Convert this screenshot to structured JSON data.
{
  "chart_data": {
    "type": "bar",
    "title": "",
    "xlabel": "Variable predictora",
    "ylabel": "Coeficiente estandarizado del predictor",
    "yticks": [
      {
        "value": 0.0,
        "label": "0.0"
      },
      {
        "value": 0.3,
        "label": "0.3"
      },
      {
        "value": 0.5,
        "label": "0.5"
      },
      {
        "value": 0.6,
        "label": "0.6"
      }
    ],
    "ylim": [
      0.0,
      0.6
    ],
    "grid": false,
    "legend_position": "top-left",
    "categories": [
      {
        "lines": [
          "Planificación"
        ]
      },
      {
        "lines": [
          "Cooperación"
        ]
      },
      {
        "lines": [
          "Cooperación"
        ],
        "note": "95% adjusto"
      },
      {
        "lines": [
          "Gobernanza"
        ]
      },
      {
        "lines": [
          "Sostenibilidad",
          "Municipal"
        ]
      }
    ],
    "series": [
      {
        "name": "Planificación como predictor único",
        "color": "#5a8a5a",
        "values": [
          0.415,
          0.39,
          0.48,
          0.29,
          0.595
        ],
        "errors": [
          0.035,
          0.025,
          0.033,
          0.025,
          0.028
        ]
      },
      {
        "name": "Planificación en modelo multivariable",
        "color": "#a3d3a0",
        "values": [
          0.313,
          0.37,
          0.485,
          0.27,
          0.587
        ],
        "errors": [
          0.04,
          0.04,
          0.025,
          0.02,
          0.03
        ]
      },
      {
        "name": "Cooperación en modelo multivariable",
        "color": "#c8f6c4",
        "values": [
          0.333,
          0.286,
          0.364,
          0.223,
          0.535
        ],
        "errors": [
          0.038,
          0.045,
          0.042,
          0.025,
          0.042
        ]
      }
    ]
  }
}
════════
__Goal__:
From the entries above, copy each line holding "modelo".

__Solution below__:
        "name": "Planificación en modelo multivariable",
        "name": "Cooperación en modelo multivariable",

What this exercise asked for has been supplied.